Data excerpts

* * * * *

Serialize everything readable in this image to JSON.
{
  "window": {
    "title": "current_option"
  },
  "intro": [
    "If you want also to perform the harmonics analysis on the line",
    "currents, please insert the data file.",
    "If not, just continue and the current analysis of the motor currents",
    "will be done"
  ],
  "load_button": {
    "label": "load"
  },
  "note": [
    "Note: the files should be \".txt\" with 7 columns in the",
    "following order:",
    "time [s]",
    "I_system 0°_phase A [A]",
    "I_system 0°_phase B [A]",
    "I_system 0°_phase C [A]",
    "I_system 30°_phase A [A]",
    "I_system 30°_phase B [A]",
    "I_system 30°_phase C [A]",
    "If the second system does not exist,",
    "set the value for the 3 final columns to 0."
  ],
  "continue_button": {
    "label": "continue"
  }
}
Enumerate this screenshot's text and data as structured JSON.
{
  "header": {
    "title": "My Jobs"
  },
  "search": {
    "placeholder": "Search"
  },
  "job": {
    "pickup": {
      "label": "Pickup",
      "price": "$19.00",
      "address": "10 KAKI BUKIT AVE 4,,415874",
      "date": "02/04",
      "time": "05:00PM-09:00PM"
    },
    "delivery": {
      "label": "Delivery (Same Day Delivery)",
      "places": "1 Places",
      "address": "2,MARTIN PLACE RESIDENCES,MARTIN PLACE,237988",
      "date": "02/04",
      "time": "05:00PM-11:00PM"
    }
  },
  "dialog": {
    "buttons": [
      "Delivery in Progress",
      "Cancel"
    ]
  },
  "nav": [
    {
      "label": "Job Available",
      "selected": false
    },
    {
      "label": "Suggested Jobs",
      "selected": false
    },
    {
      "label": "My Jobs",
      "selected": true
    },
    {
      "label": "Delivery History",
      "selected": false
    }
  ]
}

* * * * *

### Instructions for the task
Each line that holds the word "columns" is to be copied.

### Response
    "Note: the files should be \".txt\" with 7 columns in the",
    "set the value for the 3 final columns to 0."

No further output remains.